╭─ Input rows

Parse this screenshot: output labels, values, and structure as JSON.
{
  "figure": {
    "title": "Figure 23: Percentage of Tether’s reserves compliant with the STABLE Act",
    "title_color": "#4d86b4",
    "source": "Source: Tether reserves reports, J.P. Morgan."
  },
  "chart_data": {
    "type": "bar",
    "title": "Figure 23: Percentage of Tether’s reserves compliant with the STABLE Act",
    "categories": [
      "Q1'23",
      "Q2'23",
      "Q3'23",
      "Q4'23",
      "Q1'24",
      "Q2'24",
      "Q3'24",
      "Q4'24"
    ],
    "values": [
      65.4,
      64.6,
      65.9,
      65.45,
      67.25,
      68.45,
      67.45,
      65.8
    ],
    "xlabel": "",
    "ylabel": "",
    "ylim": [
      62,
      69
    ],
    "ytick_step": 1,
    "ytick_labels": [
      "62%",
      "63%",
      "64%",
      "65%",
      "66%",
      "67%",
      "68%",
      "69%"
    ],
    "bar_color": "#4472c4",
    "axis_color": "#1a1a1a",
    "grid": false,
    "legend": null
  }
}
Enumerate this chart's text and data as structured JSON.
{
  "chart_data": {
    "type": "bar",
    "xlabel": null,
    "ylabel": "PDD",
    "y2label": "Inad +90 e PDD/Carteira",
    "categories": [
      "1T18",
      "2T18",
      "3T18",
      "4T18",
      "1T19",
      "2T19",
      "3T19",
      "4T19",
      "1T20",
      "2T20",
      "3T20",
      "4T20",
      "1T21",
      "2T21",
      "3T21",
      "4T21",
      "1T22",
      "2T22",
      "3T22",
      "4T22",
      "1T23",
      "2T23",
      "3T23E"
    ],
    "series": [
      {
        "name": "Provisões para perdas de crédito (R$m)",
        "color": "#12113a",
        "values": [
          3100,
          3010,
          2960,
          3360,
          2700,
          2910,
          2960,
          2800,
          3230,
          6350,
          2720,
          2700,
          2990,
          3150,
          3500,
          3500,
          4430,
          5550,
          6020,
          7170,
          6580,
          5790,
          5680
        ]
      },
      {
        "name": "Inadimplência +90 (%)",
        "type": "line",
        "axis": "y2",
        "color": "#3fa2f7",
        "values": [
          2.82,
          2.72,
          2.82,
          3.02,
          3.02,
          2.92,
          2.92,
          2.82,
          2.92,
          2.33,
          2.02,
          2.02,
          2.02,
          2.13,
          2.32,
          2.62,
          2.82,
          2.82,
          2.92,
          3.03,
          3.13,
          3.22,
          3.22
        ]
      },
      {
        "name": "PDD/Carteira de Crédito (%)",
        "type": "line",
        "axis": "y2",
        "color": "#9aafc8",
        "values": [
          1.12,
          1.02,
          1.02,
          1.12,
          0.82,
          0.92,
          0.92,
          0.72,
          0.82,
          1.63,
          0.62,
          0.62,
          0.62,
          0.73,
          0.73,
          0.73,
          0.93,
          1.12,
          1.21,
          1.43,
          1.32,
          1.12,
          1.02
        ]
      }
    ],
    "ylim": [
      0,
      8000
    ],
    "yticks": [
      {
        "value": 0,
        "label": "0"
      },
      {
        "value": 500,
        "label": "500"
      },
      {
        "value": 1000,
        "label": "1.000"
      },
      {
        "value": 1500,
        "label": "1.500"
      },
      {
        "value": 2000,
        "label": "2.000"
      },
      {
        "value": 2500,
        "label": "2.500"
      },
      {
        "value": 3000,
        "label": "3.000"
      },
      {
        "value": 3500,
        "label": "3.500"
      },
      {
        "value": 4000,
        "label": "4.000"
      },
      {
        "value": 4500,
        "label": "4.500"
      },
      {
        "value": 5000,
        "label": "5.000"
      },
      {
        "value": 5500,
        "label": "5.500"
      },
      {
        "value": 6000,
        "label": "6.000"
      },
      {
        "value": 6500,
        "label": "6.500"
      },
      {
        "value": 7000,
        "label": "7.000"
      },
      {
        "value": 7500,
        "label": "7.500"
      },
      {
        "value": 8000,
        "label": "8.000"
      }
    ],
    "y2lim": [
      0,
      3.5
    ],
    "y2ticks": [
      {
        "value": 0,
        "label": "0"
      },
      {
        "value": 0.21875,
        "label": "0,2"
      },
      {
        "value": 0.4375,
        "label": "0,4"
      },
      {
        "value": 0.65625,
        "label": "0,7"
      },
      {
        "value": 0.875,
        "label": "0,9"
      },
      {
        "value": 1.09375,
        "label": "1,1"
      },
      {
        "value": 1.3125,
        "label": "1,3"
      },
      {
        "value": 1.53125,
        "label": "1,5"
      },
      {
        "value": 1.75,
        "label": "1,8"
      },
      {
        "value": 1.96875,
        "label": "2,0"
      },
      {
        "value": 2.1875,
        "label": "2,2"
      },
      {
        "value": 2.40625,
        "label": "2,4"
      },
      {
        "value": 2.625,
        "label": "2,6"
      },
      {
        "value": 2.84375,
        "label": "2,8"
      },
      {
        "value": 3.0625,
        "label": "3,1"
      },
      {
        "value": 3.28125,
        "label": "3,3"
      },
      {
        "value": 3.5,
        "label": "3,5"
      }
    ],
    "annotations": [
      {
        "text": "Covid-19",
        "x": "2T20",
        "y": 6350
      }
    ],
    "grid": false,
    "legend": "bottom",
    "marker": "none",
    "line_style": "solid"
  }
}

╰─
╭─ Input rows

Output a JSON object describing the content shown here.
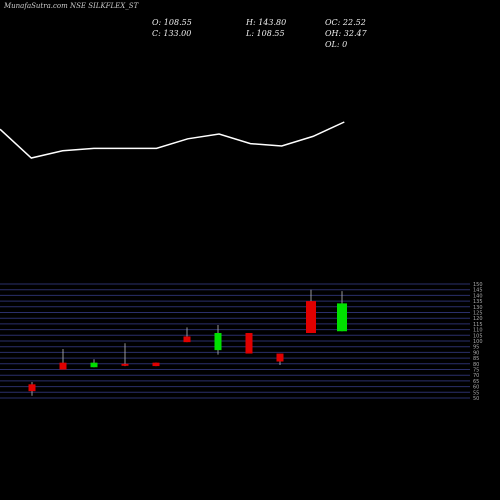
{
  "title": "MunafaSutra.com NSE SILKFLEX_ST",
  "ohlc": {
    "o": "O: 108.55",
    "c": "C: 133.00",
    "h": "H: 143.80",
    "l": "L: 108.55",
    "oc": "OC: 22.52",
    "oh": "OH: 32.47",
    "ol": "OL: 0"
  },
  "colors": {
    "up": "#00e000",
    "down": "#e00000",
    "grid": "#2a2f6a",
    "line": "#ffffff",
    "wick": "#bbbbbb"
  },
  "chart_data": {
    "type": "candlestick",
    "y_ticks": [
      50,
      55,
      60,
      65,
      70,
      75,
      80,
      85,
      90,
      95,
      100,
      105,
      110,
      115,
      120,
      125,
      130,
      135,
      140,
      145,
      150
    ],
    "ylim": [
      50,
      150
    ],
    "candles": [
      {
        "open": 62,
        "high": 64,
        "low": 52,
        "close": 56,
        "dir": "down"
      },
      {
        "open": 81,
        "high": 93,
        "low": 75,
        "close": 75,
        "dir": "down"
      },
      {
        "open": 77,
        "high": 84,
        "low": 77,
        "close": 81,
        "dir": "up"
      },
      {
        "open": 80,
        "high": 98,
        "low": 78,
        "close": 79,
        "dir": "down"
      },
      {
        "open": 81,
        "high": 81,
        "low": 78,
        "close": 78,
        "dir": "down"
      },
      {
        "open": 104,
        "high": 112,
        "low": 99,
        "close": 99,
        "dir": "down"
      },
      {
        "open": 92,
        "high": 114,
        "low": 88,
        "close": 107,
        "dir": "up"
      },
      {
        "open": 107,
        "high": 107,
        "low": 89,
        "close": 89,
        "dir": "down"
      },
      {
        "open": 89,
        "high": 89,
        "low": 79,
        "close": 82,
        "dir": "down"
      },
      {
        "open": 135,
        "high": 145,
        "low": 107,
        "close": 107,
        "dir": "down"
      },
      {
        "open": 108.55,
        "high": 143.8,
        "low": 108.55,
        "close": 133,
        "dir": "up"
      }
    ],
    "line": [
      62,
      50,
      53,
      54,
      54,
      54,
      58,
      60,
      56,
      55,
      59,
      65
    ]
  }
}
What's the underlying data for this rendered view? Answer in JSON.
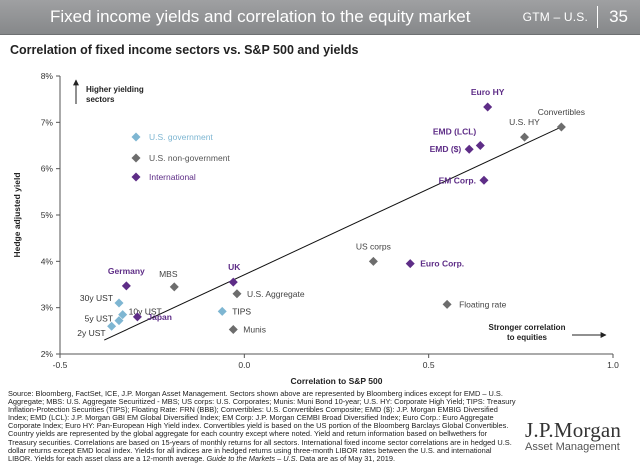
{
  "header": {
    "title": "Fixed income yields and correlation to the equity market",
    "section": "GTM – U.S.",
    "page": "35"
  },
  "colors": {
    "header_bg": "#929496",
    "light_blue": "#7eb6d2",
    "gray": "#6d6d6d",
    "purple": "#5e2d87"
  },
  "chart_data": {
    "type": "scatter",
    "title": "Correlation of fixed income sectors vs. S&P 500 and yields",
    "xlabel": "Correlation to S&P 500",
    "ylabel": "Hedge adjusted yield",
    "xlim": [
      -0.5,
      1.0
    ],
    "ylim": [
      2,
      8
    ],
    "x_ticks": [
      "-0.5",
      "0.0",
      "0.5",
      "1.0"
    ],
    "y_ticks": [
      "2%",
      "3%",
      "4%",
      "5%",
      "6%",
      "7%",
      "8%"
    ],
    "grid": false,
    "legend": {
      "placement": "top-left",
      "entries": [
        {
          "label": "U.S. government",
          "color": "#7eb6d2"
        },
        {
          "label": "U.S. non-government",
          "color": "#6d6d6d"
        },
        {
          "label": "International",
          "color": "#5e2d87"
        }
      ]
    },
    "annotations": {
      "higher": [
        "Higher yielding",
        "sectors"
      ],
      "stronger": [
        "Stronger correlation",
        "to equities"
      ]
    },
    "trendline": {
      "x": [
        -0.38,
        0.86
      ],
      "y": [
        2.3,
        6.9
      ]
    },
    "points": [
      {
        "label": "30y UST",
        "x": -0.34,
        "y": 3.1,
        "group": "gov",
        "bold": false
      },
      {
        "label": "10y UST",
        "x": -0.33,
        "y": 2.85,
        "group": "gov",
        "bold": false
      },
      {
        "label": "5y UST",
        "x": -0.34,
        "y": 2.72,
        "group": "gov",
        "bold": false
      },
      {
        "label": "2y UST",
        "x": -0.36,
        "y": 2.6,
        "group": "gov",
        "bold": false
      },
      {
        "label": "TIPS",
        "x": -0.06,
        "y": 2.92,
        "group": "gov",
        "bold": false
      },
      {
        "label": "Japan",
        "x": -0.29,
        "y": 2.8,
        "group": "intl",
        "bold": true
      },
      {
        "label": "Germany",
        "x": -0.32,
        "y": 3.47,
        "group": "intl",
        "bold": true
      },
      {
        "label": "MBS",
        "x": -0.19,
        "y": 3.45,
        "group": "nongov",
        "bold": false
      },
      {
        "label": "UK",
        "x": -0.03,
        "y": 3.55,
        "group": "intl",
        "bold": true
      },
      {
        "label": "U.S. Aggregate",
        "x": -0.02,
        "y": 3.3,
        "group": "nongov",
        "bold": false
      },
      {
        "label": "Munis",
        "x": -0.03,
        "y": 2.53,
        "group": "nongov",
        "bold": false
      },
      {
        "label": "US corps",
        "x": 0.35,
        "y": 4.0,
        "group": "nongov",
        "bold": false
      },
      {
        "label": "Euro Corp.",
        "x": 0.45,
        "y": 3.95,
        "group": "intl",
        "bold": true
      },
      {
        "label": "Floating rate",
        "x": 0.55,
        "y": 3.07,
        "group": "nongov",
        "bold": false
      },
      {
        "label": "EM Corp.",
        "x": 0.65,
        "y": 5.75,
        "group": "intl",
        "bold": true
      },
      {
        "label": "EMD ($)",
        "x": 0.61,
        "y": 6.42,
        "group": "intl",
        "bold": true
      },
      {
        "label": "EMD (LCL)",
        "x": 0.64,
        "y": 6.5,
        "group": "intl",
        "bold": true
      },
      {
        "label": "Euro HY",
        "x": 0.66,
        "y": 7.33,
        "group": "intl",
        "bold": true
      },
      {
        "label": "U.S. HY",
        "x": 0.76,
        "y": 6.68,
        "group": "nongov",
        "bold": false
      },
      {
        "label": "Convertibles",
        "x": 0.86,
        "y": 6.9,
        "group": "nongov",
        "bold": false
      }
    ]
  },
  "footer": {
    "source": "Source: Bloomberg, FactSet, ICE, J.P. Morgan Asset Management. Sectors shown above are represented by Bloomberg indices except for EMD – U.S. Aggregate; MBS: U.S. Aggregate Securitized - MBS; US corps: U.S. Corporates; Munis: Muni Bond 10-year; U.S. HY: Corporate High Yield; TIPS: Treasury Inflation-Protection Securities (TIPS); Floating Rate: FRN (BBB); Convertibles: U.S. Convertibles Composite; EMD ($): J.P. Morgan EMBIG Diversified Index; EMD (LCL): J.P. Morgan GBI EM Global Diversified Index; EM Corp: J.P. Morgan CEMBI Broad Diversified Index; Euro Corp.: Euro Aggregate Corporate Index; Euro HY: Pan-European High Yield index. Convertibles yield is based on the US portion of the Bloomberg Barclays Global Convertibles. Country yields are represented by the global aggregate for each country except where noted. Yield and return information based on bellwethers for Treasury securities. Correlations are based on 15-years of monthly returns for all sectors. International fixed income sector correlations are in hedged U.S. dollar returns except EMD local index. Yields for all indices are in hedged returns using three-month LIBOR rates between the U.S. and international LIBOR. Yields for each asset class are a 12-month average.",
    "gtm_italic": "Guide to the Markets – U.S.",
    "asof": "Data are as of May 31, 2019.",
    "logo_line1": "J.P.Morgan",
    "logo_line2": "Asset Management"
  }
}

╰─
╭─ Input rows

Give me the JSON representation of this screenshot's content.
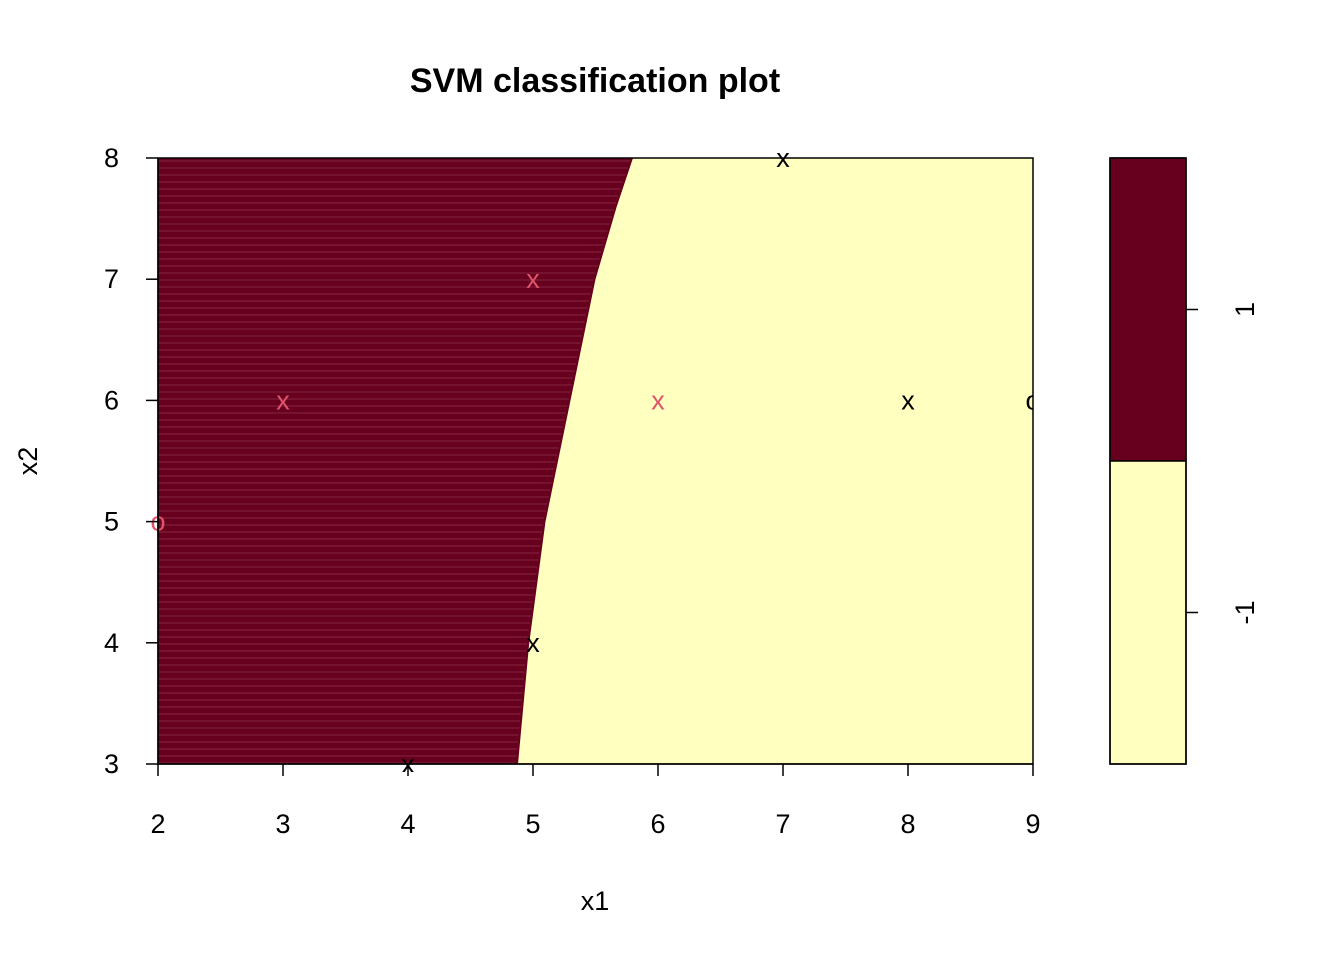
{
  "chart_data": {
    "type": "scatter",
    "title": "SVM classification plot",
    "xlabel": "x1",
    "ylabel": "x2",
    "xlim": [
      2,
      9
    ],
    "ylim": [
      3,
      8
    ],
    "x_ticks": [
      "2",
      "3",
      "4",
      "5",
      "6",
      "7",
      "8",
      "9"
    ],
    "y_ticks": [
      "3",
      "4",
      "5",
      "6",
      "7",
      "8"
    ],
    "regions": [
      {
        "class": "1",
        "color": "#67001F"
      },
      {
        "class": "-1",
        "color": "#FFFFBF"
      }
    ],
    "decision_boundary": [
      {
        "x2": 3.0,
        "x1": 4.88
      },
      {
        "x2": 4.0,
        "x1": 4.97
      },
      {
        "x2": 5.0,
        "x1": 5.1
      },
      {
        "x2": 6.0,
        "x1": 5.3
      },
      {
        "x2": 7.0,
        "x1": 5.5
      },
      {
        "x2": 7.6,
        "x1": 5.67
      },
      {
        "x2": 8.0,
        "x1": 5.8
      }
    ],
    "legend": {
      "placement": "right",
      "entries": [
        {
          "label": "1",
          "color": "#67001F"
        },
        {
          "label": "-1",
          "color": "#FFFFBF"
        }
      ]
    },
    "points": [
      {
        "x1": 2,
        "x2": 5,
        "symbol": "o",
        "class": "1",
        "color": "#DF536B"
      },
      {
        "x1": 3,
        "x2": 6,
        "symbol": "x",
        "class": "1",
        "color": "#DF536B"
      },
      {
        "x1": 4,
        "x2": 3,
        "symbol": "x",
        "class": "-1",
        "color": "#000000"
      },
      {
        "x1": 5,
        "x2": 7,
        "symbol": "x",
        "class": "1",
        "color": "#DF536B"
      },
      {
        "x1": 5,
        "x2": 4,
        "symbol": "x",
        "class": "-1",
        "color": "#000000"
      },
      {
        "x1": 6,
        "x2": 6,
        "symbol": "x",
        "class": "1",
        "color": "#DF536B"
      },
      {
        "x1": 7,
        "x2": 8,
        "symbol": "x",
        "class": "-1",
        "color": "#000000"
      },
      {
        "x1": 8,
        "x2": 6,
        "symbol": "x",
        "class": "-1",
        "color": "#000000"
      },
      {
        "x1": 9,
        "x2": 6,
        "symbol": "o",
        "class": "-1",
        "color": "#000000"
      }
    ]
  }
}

╰─

Where a line holds the string "close", copy that line.

> **Final result**:
        "close": 56,
        "close": 75,
        "close": 81,
        "close": 79,
        "close": 78,
        "close": 99,
        "close": 107,
        "close": 89,
        "close": 82,
        "close": 107,
        "close": 133,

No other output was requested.